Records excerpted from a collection
____

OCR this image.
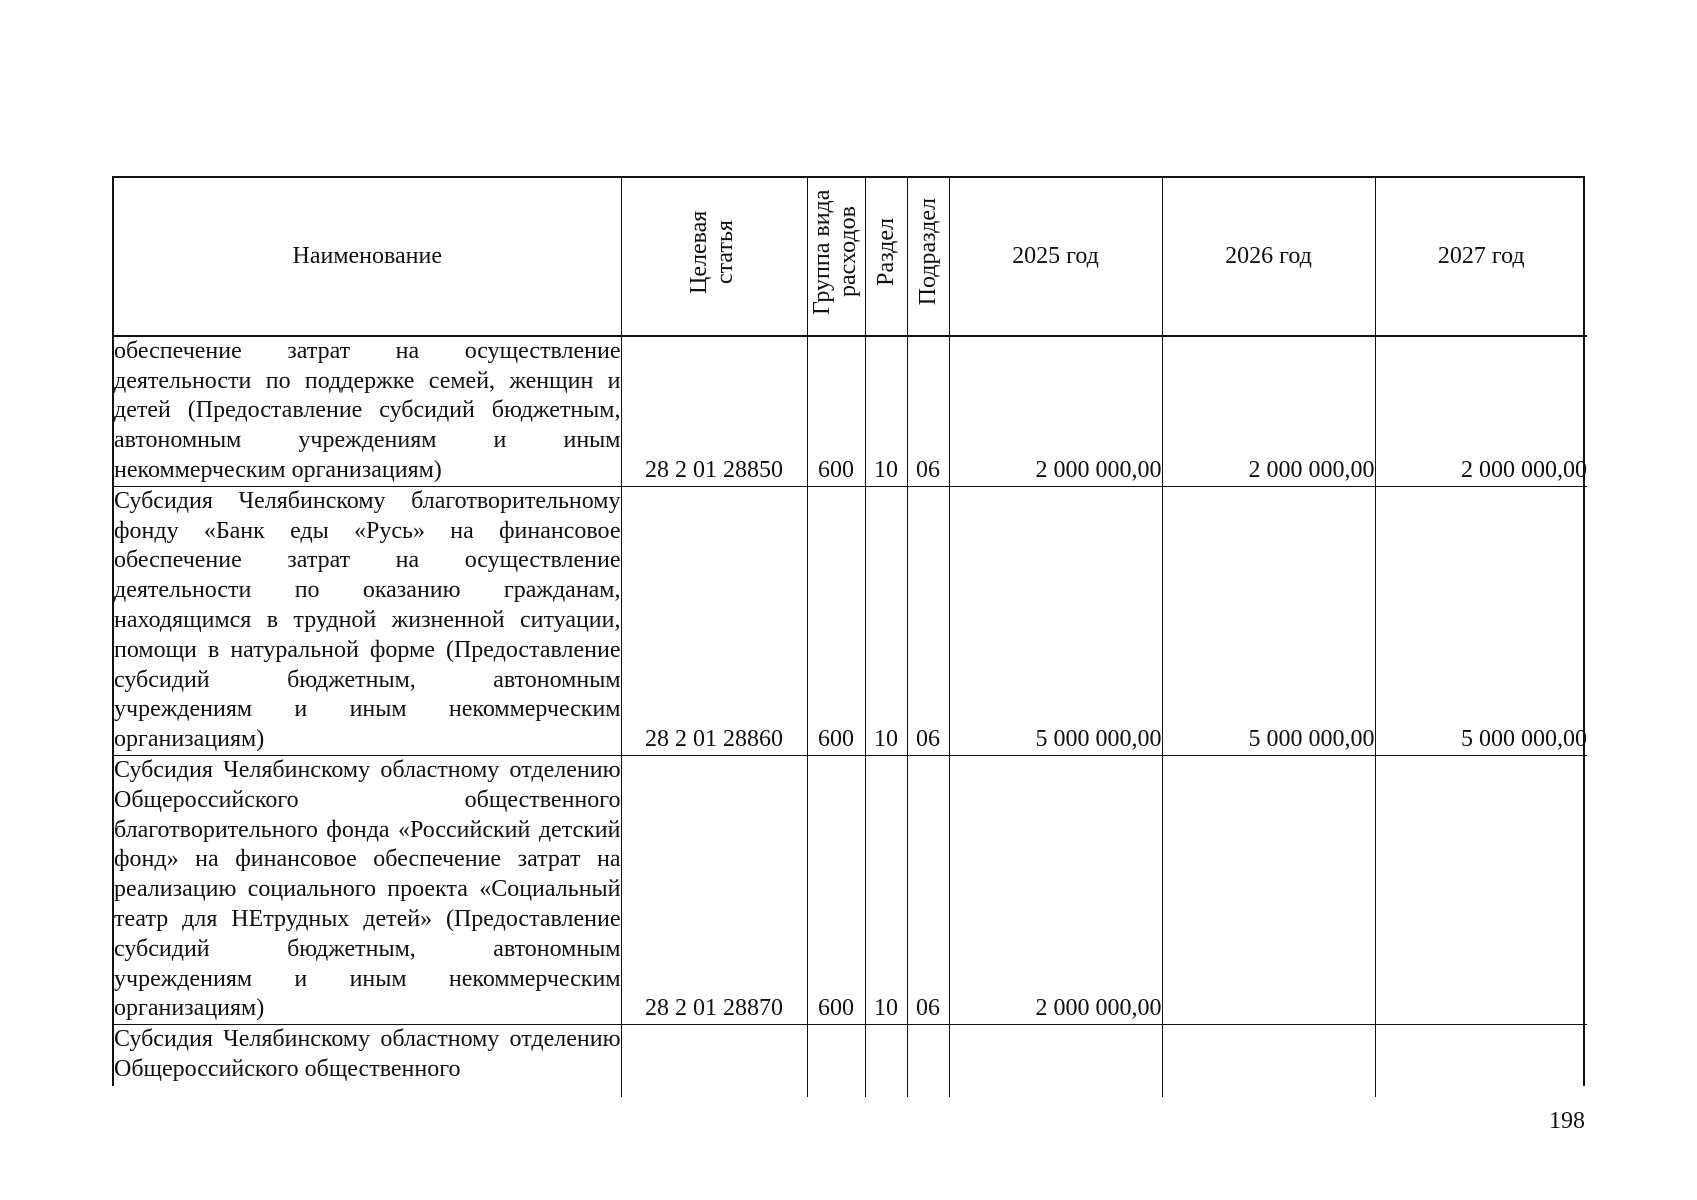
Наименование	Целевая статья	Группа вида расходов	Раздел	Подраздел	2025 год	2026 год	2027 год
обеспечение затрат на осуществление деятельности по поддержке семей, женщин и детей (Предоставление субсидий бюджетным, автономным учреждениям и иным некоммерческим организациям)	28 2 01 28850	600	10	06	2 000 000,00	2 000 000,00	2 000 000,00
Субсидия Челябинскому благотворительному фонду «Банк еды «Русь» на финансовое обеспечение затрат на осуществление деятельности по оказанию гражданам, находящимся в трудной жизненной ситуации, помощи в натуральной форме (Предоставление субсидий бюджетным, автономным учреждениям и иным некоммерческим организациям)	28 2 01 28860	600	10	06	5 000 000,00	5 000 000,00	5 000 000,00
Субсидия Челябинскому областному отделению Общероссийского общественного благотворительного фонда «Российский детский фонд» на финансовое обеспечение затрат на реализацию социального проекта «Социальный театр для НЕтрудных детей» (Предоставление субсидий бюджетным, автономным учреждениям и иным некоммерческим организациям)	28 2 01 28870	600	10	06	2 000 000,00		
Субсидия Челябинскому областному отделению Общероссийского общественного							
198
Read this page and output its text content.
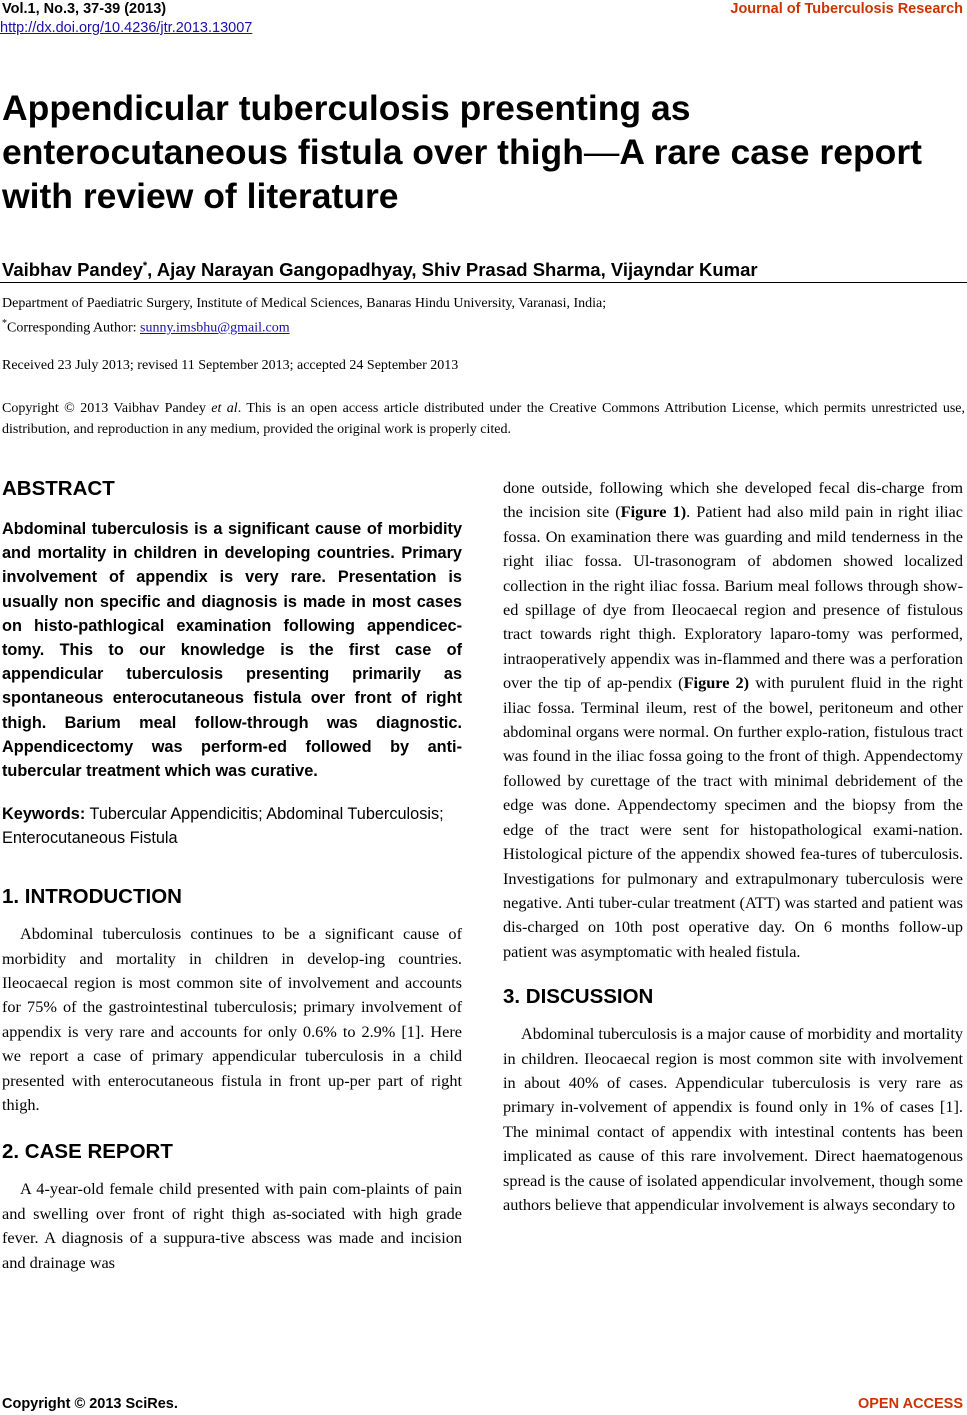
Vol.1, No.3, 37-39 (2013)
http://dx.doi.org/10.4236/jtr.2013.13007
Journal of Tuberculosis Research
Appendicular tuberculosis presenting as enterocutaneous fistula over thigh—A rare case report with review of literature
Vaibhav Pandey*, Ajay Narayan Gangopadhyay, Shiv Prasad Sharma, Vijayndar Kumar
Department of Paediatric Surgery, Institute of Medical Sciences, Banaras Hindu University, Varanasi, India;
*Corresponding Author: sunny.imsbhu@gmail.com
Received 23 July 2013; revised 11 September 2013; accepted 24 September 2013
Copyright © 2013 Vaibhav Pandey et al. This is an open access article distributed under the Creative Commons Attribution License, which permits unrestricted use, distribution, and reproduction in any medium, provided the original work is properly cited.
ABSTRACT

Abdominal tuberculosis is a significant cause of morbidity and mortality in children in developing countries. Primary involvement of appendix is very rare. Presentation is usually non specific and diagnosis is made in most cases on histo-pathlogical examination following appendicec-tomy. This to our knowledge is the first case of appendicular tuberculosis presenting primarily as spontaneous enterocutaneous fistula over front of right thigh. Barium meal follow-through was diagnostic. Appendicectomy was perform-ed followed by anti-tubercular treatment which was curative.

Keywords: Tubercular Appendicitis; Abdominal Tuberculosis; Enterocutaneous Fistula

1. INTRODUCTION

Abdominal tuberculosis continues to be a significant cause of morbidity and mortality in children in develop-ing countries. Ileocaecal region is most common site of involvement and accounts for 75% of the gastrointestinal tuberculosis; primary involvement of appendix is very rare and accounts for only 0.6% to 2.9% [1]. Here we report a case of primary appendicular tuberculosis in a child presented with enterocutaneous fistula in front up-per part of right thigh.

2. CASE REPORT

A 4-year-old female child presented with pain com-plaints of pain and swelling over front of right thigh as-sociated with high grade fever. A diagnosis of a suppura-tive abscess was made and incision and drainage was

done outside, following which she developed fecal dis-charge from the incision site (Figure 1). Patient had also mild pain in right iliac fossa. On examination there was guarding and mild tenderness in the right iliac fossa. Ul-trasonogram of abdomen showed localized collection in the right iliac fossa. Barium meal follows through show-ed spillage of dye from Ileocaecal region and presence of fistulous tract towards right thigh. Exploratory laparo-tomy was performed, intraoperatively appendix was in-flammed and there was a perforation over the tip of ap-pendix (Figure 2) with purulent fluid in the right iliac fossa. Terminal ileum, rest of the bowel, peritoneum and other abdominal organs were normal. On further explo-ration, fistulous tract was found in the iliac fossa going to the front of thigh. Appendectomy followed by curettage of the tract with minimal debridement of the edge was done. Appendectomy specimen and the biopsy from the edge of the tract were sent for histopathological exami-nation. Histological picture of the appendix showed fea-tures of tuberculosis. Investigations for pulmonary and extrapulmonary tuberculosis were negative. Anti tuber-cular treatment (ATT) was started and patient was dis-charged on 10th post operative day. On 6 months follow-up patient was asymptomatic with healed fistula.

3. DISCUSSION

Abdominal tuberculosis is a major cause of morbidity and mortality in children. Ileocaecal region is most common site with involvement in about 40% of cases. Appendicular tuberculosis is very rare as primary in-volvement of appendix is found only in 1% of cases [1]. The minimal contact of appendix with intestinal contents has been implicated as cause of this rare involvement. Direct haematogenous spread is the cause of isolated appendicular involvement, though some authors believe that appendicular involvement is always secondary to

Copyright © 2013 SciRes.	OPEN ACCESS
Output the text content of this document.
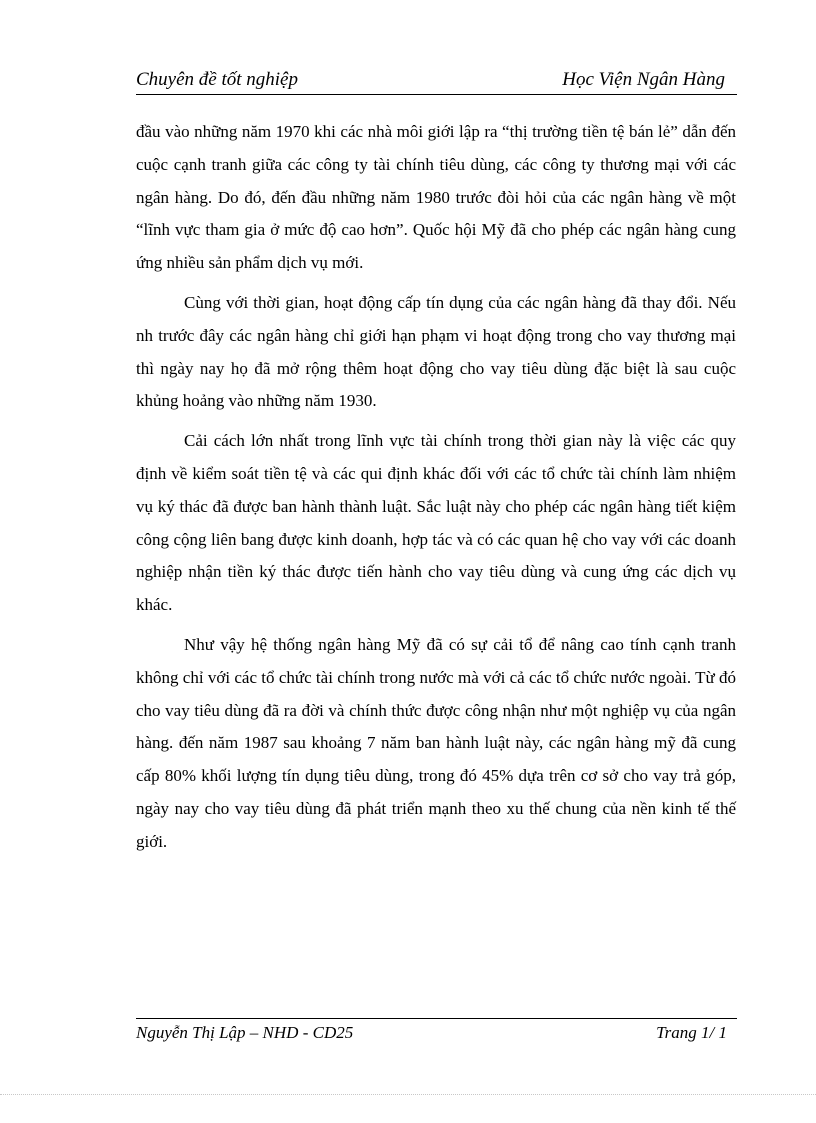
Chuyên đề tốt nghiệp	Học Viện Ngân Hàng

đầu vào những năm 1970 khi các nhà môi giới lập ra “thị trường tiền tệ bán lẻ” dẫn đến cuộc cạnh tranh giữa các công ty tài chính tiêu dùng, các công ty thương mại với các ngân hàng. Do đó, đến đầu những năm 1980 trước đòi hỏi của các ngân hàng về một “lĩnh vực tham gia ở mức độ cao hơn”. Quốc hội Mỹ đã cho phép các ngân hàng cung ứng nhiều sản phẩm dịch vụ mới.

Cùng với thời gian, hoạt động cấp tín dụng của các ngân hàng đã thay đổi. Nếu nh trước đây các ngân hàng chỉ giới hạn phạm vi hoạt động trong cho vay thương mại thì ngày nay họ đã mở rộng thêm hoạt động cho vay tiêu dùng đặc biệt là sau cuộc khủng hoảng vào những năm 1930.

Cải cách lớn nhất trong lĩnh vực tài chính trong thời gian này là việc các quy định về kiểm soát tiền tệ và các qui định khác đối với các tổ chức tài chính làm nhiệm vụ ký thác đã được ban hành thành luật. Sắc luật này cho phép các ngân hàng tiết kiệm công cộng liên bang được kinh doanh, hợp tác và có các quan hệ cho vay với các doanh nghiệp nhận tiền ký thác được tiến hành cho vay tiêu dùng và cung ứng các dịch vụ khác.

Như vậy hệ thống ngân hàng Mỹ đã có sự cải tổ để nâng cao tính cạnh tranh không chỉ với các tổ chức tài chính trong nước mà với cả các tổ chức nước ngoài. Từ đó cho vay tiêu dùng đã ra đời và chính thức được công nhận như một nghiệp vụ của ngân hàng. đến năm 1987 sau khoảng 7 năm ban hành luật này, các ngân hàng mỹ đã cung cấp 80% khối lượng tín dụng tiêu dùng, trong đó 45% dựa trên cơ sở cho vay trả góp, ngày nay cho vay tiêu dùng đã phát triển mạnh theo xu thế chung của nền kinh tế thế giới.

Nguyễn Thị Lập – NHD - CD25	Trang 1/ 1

____

• **Task goal**
Pictures are to be left out; the records above must be repeated word for word.

• **Response**
OCR this image.
Наименование	Целевая статья	Группа вида расходов	Раздел	Подраздел	2025 год	2026 год	2027 год
обеспечение затрат на осуществление деятельности по поддержке семей, женщин и детей (Предоставление субсидий бюджетным, автономным учреждениям и иным некоммерческим организациям)	28 2 01 28850	600	10	06	2 000 000,00	2 000 000,00	2 000 000,00
Субсидия Челябинскому благотворительному фонду «Банк еды «Русь» на финансовое обеспечение затрат на осуществление деятельности по оказанию гражданам, находящимся в трудной жизненной ситуации, помощи в натуральной форме (Предоставление субсидий бюджетным, автономным учреждениям и иным некоммерческим организациям)	28 2 01 28860	600	10	06	5 000 000,00	5 000 000,00	5 000 000,00
Субсидия Челябинскому областному отделению Общероссийского общественного благотворительного фонда «Российский детский фонд» на финансовое обеспечение затрат на реализацию социального проекта «Социальный театр для НЕтрудных детей» (Предоставление субсидий бюджетным, автономным учреждениям и иным некоммерческим организациям)	28 2 01 28870	600	10	06	2 000 000,00		
Субсидия Челябинскому областному отделению Общероссийского общественного							
198
Read this page and output its text content.
Vol.1, No.3, 37-39 (2013)
http://dx.doi.org/10.4236/jtr.2013.13007
Journal of Tuberculosis Research
Appendicular tuberculosis presenting as enterocutaneous fistula over thigh—A rare case report with review of literature
Vaibhav Pandey*, Ajay Narayan Gangopadhyay, Shiv Prasad Sharma, Vijayndar Kumar
Department of Paediatric Surgery, Institute of Medical Sciences, Banaras Hindu University, Varanasi, India;
*Corresponding Author: sunny.imsbhu@gmail.com
Received 23 July 2013; revised 11 September 2013; accepted 24 September 2013
Copyright © 2013 Vaibhav Pandey et al. This is an open access article distributed under the Creative Commons Attribution License, which permits unrestricted use, distribution, and reproduction in any medium, provided the original work is properly cited.
ABSTRACT

Abdominal tuberculosis is a significant cause of morbidity and mortality in children in developing countries. Primary involvement of appendix is very rare. Presentation is usually non specific and diagnosis is made in most cases on histo-pathlogical examination following appendicec-tomy. This to our knowledge is the first case of appendicular tuberculosis presenting primarily as spontaneous enterocutaneous fistula over front of right thigh. Barium meal follow-through was diagnostic. Appendicectomy was perform-ed followed by anti-tubercular treatment which was curative.

Keywords: Tubercular Appendicitis; Abdominal Tuberculosis; Enterocutaneous Fistula

1. INTRODUCTION

Abdominal tuberculosis continues to be a significant cause of morbidity and mortality in children in develop-ing countries. Ileocaecal region is most common site of involvement and accounts for 75% of the gastrointestinal tuberculosis; primary involvement of appendix is very rare and accounts for only 0.6% to 2.9% [1]. Here we report a case of primary appendicular tuberculosis in a child presented with enterocutaneous fistula in front up-per part of right thigh.

2. CASE REPORT

A 4-year-old female child presented with pain com-plaints of pain and swelling over front of right thigh as-sociated with high grade fever. A diagnosis of a suppura-tive abscess was made and incision and drainage was

done outside, following which she developed fecal dis-charge from the incision site (Figure 1). Patient had also mild pain in right iliac fossa. On examination there was guarding and mild tenderness in the right iliac fossa. Ul-trasonogram of abdomen showed localized collection in the right iliac fossa. Barium meal follows through show-ed spillage of dye from Ileocaecal region and presence of fistulous tract towards right thigh. Exploratory laparo-tomy was performed, intraoperatively appendix was in-flammed and there was a perforation over the tip of ap-pendix (Figure 2) with purulent fluid in the right iliac fossa. Terminal ileum, rest of the bowel, peritoneum and other abdominal organs were normal. On further explo-ration, fistulous tract was found in the iliac fossa going to the front of thigh. Appendectomy followed by curettage of the tract with minimal debridement of the edge was done. Appendectomy specimen and the biopsy from the edge of the tract were sent for histopathological exami-nation. Histological picture of the appendix showed fea-tures of tuberculosis. Investigations for pulmonary and extrapulmonary tuberculosis were negative. Anti tuber-cular treatment (ATT) was started and patient was dis-charged on 10th post operative day. On 6 months follow-up patient was asymptomatic with healed fistula.

3. DISCUSSION

Abdominal tuberculosis is a major cause of morbidity and mortality in children. Ileocaecal region is most common site with involvement in about 40% of cases. Appendicular tuberculosis is very rare as primary in-volvement of appendix is found only in 1% of cases [1]. The minimal contact of appendix with intestinal contents has been implicated as cause of this rare involvement. Direct haematogenous spread is the cause of isolated appendicular involvement, though some authors believe that appendicular involvement is always secondary to

Copyright © 2013 SciRes.	OPEN ACCESS
Output the text content of this document.
Chuyên đề tốt nghiệp	Học Viện Ngân Hàng

đầu vào những năm 1970 khi các nhà môi giới lập ra “thị trường tiền tệ bán lẻ” dẫn đến cuộc cạnh tranh giữa các công ty tài chính tiêu dùng, các công ty thương mại với các ngân hàng. Do đó, đến đầu những năm 1980 trước đòi hỏi của các ngân hàng về một “lĩnh vực tham gia ở mức độ cao hơn”. Quốc hội Mỹ đã cho phép các ngân hàng cung ứng nhiều sản phẩm dịch vụ mới.

Cùng với thời gian, hoạt động cấp tín dụng của các ngân hàng đã thay đổi. Nếu nh trước đây các ngân hàng chỉ giới hạn phạm vi hoạt động trong cho vay thương mại thì ngày nay họ đã mở rộng thêm hoạt động cho vay tiêu dùng đặc biệt là sau cuộc khủng hoảng vào những năm 1930.

Cải cách lớn nhất trong lĩnh vực tài chính trong thời gian này là việc các quy định về kiểm soát tiền tệ và các qui định khác đối với các tổ chức tài chính làm nhiệm vụ ký thác đã được ban hành thành luật. Sắc luật này cho phép các ngân hàng tiết kiệm công cộng liên bang được kinh doanh, hợp tác và có các quan hệ cho vay với các doanh nghiệp nhận tiền ký thác được tiến hành cho vay tiêu dùng và cung ứng các dịch vụ khác.

Như vậy hệ thống ngân hàng Mỹ đã có sự cải tổ để nâng cao tính cạnh tranh không chỉ với các tổ chức tài chính trong nước mà với cả các tổ chức nước ngoài. Từ đó cho vay tiêu dùng đã ra đời và chính thức được công nhận như một nghiệp vụ của ngân hàng. đến năm 1987 sau khoảng 7 năm ban hành luật này, các ngân hàng mỹ đã cung cấp 80% khối lượng tín dụng tiêu dùng, trong đó 45% dựa trên cơ sở cho vay trả góp, ngày nay cho vay tiêu dùng đã phát triển mạnh theo xu thế chung của nền kinh tế thế giới.

Nguyễn Thị Lập – NHD - CD25	Trang 1/ 1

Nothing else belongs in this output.